Raw records:
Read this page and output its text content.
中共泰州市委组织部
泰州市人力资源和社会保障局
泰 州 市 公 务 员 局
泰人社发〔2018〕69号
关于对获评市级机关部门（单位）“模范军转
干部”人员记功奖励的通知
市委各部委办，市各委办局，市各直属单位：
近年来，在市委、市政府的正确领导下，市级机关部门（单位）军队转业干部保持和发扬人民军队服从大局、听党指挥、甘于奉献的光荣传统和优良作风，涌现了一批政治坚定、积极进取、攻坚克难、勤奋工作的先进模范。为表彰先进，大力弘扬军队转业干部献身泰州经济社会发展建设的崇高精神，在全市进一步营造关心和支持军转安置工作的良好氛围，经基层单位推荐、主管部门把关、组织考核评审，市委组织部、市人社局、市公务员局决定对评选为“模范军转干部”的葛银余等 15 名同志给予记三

What you will do: Output the whole listing above again, word for word.

Result of the exercise:
Read this page and output its text content.
中共泰州市委组织部
泰州市人力资源和社会保障局
泰 州 市 公 务 员 局
泰人社发〔2018〕69号
关于对获评市级机关部门（单位）“模范军转
干部”人员记功奖励的通知
市委各部委办，市各委办局，市各直属单位：
近年来，在市委、市政府的正确领导下，市级机关部门（单位）军队转业干部保持和发扬人民军队服从大局、听党指挥、甘于奉献的光荣传统和优良作风，涌现了一批政治坚定、积极进取、攻坚克难、勤奋工作的先进模范。为表彰先进，大力弘扬军队转业干部献身泰州经济社会发展建设的崇高精神，在全市进一步营造关心和支持军转安置工作的良好氛围，经基层单位推荐、主管部门把关、组织考核评审，市委组织部、市人社局、市公务员局决定对评选为“模范军转干部”的葛银余等 15 名同志给予记三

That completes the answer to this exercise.